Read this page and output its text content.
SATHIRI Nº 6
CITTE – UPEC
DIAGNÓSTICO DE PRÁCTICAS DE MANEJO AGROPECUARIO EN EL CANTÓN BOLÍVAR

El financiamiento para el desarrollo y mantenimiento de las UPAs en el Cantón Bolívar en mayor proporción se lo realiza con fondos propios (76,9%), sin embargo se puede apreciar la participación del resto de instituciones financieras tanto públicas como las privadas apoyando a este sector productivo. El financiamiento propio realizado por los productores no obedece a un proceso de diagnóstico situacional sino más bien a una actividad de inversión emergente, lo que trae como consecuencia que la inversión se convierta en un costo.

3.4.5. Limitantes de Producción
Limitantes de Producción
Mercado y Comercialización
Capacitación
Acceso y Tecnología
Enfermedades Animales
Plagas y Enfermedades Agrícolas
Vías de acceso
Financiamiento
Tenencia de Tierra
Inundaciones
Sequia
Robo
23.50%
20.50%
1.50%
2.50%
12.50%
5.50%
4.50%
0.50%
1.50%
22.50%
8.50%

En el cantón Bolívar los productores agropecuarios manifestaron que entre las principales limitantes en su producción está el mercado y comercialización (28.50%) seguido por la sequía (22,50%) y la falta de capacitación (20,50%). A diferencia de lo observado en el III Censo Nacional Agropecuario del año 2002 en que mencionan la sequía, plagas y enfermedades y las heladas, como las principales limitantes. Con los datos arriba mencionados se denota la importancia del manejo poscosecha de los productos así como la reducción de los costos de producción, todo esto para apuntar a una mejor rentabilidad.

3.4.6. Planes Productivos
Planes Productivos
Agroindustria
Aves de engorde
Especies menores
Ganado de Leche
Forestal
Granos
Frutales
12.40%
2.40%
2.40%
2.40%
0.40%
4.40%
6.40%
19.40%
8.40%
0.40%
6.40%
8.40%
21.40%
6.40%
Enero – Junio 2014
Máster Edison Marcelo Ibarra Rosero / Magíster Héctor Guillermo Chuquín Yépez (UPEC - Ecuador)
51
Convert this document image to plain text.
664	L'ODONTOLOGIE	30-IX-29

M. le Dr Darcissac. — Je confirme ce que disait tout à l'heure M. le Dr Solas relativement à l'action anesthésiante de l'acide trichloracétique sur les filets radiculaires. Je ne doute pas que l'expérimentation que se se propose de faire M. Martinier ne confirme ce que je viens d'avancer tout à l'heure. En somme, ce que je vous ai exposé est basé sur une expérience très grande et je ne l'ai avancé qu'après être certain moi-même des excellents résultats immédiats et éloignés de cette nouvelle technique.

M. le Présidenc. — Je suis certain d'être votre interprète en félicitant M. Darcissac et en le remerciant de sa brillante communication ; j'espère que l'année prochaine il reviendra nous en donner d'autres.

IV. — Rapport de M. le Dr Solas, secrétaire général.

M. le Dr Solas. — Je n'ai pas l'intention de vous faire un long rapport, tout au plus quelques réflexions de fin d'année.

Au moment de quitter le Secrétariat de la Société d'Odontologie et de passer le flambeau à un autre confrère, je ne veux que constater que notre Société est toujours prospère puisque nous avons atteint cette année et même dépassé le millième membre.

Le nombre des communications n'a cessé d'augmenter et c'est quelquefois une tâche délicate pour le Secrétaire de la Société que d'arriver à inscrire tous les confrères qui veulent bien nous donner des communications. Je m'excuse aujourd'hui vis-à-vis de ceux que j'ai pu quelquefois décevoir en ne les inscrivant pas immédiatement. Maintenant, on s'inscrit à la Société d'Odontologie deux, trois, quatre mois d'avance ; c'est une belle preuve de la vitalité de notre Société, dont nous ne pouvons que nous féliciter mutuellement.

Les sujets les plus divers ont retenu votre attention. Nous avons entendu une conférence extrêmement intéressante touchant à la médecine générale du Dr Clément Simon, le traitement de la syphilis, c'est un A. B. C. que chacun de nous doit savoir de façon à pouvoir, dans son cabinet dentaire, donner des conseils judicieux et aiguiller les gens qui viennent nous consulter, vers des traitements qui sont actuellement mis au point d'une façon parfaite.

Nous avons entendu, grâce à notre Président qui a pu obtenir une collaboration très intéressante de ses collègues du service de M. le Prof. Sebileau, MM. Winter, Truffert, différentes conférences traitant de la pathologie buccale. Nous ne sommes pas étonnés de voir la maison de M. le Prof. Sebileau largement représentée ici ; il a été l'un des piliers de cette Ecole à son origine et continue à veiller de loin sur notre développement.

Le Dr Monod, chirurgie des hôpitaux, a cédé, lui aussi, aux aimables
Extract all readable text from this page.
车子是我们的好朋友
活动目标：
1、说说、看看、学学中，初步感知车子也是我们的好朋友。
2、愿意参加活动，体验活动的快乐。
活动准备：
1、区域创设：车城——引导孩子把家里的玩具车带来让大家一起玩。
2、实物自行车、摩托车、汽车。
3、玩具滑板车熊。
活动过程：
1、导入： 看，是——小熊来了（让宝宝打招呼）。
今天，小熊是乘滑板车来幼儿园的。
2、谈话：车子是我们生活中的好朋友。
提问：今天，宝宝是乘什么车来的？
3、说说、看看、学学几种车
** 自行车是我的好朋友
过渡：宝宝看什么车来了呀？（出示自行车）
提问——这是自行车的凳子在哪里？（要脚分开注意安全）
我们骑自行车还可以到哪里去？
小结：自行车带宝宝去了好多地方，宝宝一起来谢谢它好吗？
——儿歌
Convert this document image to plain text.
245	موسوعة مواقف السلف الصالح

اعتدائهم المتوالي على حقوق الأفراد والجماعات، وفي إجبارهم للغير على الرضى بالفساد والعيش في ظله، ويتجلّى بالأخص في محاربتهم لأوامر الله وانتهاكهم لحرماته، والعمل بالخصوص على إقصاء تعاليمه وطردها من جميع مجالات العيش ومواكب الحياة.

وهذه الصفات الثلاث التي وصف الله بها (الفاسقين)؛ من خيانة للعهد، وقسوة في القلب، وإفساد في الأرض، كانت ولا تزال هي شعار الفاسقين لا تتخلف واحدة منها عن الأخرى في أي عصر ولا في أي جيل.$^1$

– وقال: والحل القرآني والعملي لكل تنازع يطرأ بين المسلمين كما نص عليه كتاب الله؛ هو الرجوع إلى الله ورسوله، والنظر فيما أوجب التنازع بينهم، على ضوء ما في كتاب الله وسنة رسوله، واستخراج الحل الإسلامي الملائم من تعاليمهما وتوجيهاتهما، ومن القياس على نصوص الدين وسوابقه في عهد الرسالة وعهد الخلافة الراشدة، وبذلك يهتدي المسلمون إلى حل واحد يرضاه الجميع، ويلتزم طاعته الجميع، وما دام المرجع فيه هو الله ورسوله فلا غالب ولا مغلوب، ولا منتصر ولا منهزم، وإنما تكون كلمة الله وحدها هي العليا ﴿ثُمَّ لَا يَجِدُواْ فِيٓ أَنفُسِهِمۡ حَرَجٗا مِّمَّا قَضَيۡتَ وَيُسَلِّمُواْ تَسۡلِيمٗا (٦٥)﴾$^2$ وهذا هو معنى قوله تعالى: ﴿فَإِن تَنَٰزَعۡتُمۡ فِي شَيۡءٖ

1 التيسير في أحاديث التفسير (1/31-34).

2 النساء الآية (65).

GIVEN TASK: Each line above must be reproduced exactly as it stands.

CORRECT ANSWER:
Read this page and output its text content.
SATHIRI Nº 6
CITTE – UPEC
DIAGNÓSTICO DE PRÁCTICAS DE MANEJO AGROPECUARIO EN EL CANTÓN BOLÍVAR

El financiamiento para el desarrollo y mantenimiento de las UPAs en el Cantón Bolívar en mayor proporción se lo realiza con fondos propios (76,9%), sin embargo se puede apreciar la participación del resto de instituciones financieras tanto públicas como las privadas apoyando a este sector productivo. El financiamiento propio realizado por los productores no obedece a un proceso de diagnóstico situacional sino más bien a una actividad de inversión emergente, lo que trae como consecuencia que la inversión se convierta en un costo.

3.4.5. Limitantes de Producción
Limitantes de Producción
Mercado y Comercialización
Capacitación
Acceso y Tecnología
Enfermedades Animales
Plagas y Enfermedades Agrícolas
Vías de acceso
Financiamiento
Tenencia de Tierra
Inundaciones
Sequia
Robo
23.50%
20.50%
1.50%
2.50%
12.50%
5.50%
4.50%
0.50%
1.50%
22.50%
8.50%

En el cantón Bolívar los productores agropecuarios manifestaron que entre las principales limitantes en su producción está el mercado y comercialización (28.50%) seguido por la sequía (22,50%) y la falta de capacitación (20,50%). A diferencia de lo observado en el III Censo Nacional Agropecuario del año 2002 en que mencionan la sequía, plagas y enfermedades y las heladas, como las principales limitantes. Con los datos arriba mencionados se denota la importancia del manejo poscosecha de los productos así como la reducción de los costos de producción, todo esto para apuntar a una mejor rentabilidad.

3.4.6. Planes Productivos
Planes Productivos
Agroindustria
Aves de engorde
Especies menores
Ganado de Leche
Forestal
Granos
Frutales
12.40%
2.40%
2.40%
2.40%
0.40%
4.40%
6.40%
19.40%
8.40%
0.40%
6.40%
8.40%
21.40%
6.40%
Enero – Junio 2014
Máster Edison Marcelo Ibarra Rosero / Magíster Héctor Guillermo Chuquín Yépez (UPEC - Ecuador)
51
Convert this document image to plain text.
664	L'ODONTOLOGIE	30-IX-29

M. le Dr Darcissac. — Je confirme ce que disait tout à l'heure M. le Dr Solas relativement à l'action anesthésiante de l'acide trichloracétique sur les filets radiculaires. Je ne doute pas que l'expérimentation que se se propose de faire M. Martinier ne confirme ce que je viens d'avancer tout à l'heure. En somme, ce que je vous ai exposé est basé sur une expérience très grande et je ne l'ai avancé qu'après être certain moi-même des excellents résultats immédiats et éloignés de cette nouvelle technique.

M. le Présidenc. — Je suis certain d'être votre interprète en félicitant M. Darcissac et en le remerciant de sa brillante communication ; j'espère que l'année prochaine il reviendra nous en donner d'autres.

IV. — Rapport de M. le Dr Solas, secrétaire général.

M. le Dr Solas. — Je n'ai pas l'intention de vous faire un long rapport, tout au plus quelques réflexions de fin d'année.

Au moment de quitter le Secrétariat de la Société d'Odontologie et de passer le flambeau à un autre confrère, je ne veux que constater que notre Société est toujours prospère puisque nous avons atteint cette année et même dépassé le millième membre.

Le nombre des communications n'a cessé d'augmenter et c'est quelquefois une tâche délicate pour le Secrétaire de la Société que d'arriver à inscrire tous les confrères qui veulent bien nous donner des communications. Je m'excuse aujourd'hui vis-à-vis de ceux que j'ai pu quelquefois décevoir en ne les inscrivant pas immédiatement. Maintenant, on s'inscrit à la Société d'Odontologie deux, trois, quatre mois d'avance ; c'est une belle preuve de la vitalité de notre Société, dont nous ne pouvons que nous féliciter mutuellement.

Les sujets les plus divers ont retenu votre attention. Nous avons entendu une conférence extrêmement intéressante touchant à la médecine générale du Dr Clément Simon, le traitement de la syphilis, c'est un A. B. C. que chacun de nous doit savoir de façon à pouvoir, dans son cabinet dentaire, donner des conseils judicieux et aiguiller les gens qui viennent nous consulter, vers des traitements qui sont actuellement mis au point d'une façon parfaite.

Nous avons entendu, grâce à notre Président qui a pu obtenir une collaboration très intéressante de ses collègues du service de M. le Prof. Sebileau, MM. Winter, Truffert, différentes conférences traitant de la pathologie buccale. Nous ne sommes pas étonnés de voir la maison de M. le Prof. Sebileau largement représentée ici ; il a été l'un des piliers de cette Ecole à son origine et continue à veiller de loin sur notre développement.

Le Dr Monod, chirurgie des hôpitaux, a cédé, lui aussi, aux aimables
Extract all readable text from this page.
车子是我们的好朋友
活动目标：
1、说说、看看、学学中，初步感知车子也是我们的好朋友。
2、愿意参加活动，体验活动的快乐。
活动准备：
1、区域创设：车城——引导孩子把家里的玩具车带来让大家一起玩。
2、实物自行车、摩托车、汽车。
3、玩具滑板车熊。
活动过程：
1、导入： 看，是——小熊来了（让宝宝打招呼）。
今天，小熊是乘滑板车来幼儿园的。
2、谈话：车子是我们生活中的好朋友。
提问：今天，宝宝是乘什么车来的？
3、说说、看看、学学几种车
** 自行车是我的好朋友
过渡：宝宝看什么车来了呀？（出示自行车）
提问——这是自行车的凳子在哪里？（要脚分开注意安全）
我们骑自行车还可以到哪里去？
小结：自行车带宝宝去了好多地方，宝宝一起来谢谢它好吗？
——儿歌
Convert this document image to plain text.
245	موسوعة مواقف السلف الصالح

اعتدائهم المتوالي على حقوق الأفراد والجماعات، وفي إجبارهم للغير على الرضى بالفساد والعيش في ظله، ويتجلّى بالأخص في محاربتهم لأوامر الله وانتهاكهم لحرماته، والعمل بالخصوص على إقصاء تعاليمه وطردها من جميع مجالات العيش ومواكب الحياة.

وهذه الصفات الثلاث التي وصف الله بها (الفاسقين)؛ من خيانة للعهد، وقسوة في القلب، وإفساد في الأرض، كانت ولا تزال هي شعار الفاسقين لا تتخلف واحدة منها عن الأخرى في أي عصر ولا في أي جيل.$^1$

– وقال: والحل القرآني والعملي لكل تنازع يطرأ بين المسلمين كما نص عليه كتاب الله؛ هو الرجوع إلى الله ورسوله، والنظر فيما أوجب التنازع بينهم، على ضوء ما في كتاب الله وسنة رسوله، واستخراج الحل الإسلامي الملائم من تعاليمهما وتوجيهاتهما، ومن القياس على نصوص الدين وسوابقه في عهد الرسالة وعهد الخلافة الراشدة، وبذلك يهتدي المسلمون إلى حل واحد يرضاه الجميع، ويلتزم طاعته الجميع، وما دام المرجع فيه هو الله ورسوله فلا غالب ولا مغلوب، ولا منتصر ولا منهزم، وإنما تكون كلمة الله وحدها هي العليا ﴿ثُمَّ لَا يَجِدُواْ فِيٓ أَنفُسِهِمۡ حَرَجٗا مِّمَّا قَضَيۡتَ وَيُسَلِّمُواْ تَسۡلِيمٗا (٦٥)﴾$^2$ وهذا هو معنى قوله تعالى: ﴿فَإِن تَنَٰزَعۡتُمۡ فِي شَيۡءٖ

1 التيسير في أحاديث التفسير (1/31-34).

2 النساء الآية (65).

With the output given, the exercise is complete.